**EXERCISE**
Find each line with the string "data" and copy it.
════════════════
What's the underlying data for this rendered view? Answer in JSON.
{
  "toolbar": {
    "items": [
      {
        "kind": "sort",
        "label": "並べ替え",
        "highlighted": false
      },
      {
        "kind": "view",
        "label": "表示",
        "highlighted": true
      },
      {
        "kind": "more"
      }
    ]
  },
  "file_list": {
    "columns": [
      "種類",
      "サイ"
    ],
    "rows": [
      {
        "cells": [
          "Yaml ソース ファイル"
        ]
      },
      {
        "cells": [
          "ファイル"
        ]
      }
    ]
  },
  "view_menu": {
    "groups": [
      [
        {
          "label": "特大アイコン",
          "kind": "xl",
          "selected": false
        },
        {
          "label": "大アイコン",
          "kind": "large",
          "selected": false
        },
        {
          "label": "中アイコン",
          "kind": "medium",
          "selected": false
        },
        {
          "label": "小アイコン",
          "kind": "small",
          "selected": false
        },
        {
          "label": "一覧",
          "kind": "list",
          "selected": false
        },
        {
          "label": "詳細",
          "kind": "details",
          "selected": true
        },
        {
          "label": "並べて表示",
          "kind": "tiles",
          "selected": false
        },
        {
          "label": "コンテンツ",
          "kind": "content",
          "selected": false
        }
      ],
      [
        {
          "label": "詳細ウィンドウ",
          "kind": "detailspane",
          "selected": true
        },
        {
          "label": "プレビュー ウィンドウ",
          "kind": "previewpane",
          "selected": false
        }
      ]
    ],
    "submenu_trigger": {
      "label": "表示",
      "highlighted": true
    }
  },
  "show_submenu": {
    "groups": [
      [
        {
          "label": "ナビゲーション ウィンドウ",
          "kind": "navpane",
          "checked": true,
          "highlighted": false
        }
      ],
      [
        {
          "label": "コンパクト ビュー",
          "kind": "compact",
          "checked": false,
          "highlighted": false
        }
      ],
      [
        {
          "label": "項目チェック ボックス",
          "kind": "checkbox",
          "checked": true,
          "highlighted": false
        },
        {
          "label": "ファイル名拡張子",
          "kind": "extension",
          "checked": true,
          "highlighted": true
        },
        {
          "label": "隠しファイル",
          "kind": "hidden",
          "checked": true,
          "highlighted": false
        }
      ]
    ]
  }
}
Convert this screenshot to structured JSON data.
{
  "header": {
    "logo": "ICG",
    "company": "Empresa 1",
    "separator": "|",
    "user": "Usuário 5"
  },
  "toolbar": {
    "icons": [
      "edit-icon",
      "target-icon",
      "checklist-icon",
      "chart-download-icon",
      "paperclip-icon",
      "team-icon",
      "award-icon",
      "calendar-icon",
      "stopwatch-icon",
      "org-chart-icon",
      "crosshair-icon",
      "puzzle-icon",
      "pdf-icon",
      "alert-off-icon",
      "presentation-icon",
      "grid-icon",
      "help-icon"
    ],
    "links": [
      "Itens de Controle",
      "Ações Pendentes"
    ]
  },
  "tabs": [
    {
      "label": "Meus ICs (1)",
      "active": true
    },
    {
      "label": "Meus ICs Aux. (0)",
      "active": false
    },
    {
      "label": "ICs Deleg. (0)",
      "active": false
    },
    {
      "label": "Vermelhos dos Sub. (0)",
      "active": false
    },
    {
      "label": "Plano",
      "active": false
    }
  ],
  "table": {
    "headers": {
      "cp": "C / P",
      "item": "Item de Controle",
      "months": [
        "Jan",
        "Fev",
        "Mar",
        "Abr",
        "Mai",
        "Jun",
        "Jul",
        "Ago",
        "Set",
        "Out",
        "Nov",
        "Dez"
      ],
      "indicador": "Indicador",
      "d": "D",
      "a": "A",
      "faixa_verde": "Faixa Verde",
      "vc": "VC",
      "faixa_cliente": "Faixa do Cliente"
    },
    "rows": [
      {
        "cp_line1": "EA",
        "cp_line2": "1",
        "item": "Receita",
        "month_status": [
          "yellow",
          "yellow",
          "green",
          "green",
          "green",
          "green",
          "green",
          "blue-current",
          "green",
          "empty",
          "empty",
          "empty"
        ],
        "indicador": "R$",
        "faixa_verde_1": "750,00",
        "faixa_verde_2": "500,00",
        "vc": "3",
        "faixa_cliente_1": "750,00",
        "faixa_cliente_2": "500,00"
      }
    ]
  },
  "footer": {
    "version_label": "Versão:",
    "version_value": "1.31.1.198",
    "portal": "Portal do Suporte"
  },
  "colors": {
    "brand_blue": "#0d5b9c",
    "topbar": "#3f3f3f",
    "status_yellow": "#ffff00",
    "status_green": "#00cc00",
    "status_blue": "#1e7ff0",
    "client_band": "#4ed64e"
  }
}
════════════════
**ANSWER TO THIS PROBLEM**
What's the underlying data for this rendered view? Answer in JSON.
Convert this screenshot to structured JSON data.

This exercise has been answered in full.